#### Directive
Copy every line of the entries that includes the word "highlight".

>> START

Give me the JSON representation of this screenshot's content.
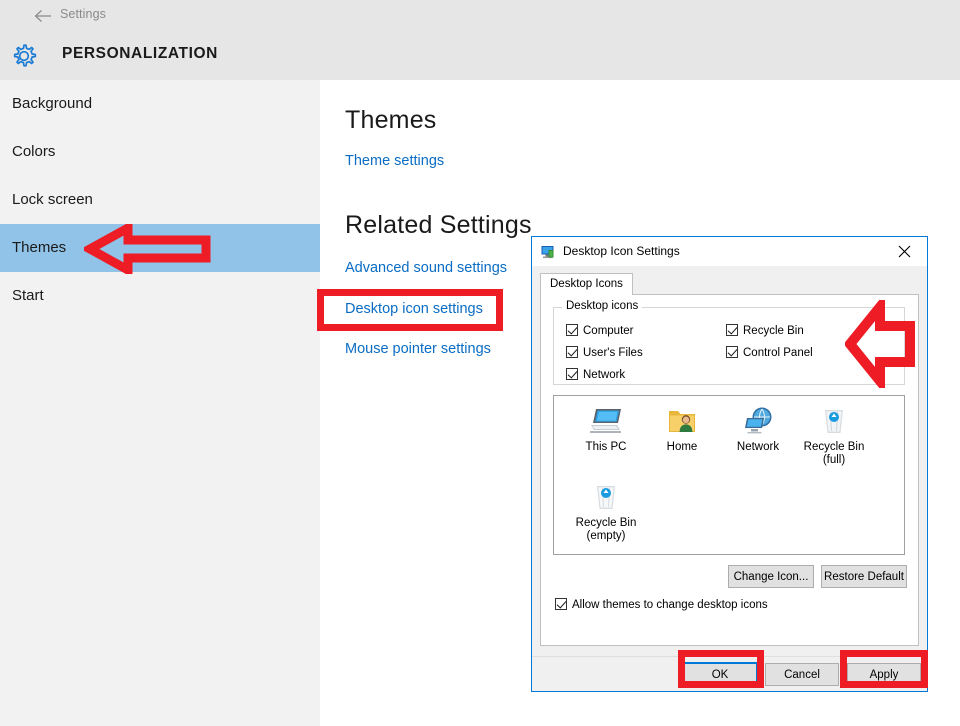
{
  "app": {
    "back_icon": "back-arrow-icon",
    "titlebar_label": "Settings",
    "gear_icon": "gear-icon",
    "header_title": "PERSONALIZATION",
    "accent_blue": "#0a6cc4",
    "selection_blue": "#91c3e8",
    "annotation_red": "#ee1c24"
  },
  "sidebar": {
    "items": [
      {
        "label": "Background",
        "selected": false
      },
      {
        "label": "Colors",
        "selected": false
      },
      {
        "label": "Lock screen",
        "selected": false
      },
      {
        "label": "Themes",
        "selected": true
      },
      {
        "label": "Start",
        "selected": false
      }
    ]
  },
  "main": {
    "page_title": "Themes",
    "theme_settings_link": "Theme settings",
    "related_title": "Related Settings",
    "related_links": [
      "Advanced sound settings",
      "Desktop icon settings",
      "Mouse pointer settings"
    ]
  },
  "dialog": {
    "window_icon": "desktop-icon-settings-icon",
    "title": "Desktop Icon Settings",
    "close_icon": "close-icon",
    "tab_label": "Desktop Icons",
    "group_legend": "Desktop icons",
    "checkboxes": [
      {
        "label": "Computer",
        "checked": true
      },
      {
        "label": "User's Files",
        "checked": true
      },
      {
        "label": "Network",
        "checked": true
      },
      {
        "label": "Recycle Bin",
        "checked": true
      },
      {
        "label": "Control Panel",
        "checked": true
      }
    ],
    "preview_icons": [
      {
        "label": "This PC",
        "icon": "this-pc-icon"
      },
      {
        "label": "Home",
        "icon": "home-folder-icon"
      },
      {
        "label": "Network",
        "icon": "network-icon"
      },
      {
        "label": "Recycle Bin\n(full)",
        "icon": "recycle-bin-full-icon"
      },
      {
        "label": "Recycle Bin\n(empty)",
        "icon": "recycle-bin-empty-icon"
      }
    ],
    "change_icon_button": "Change Icon...",
    "restore_default_button": "Restore Default",
    "allow_themes_checkbox": {
      "label": "Allow themes to change desktop icons",
      "checked": true
    },
    "ok_button": "OK",
    "cancel_button": "Cancel",
    "apply_button": "Apply"
  },
  "annotations": {
    "arrow_sidebar": "red-left-arrow-icon",
    "arrow_dialog": "red-left-arrow-icon",
    "box_desktop_icon_settings": "red-highlight-box",
    "box_ok": "red-highlight-box",
    "box_apply": "red-highlight-box"
  }
}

>> END

#### Task solution
    "box_desktop_icon_settings": "red-highlight-box",
    "box_ok": "red-highlight-box",
    "box_apply": "red-highlight-box"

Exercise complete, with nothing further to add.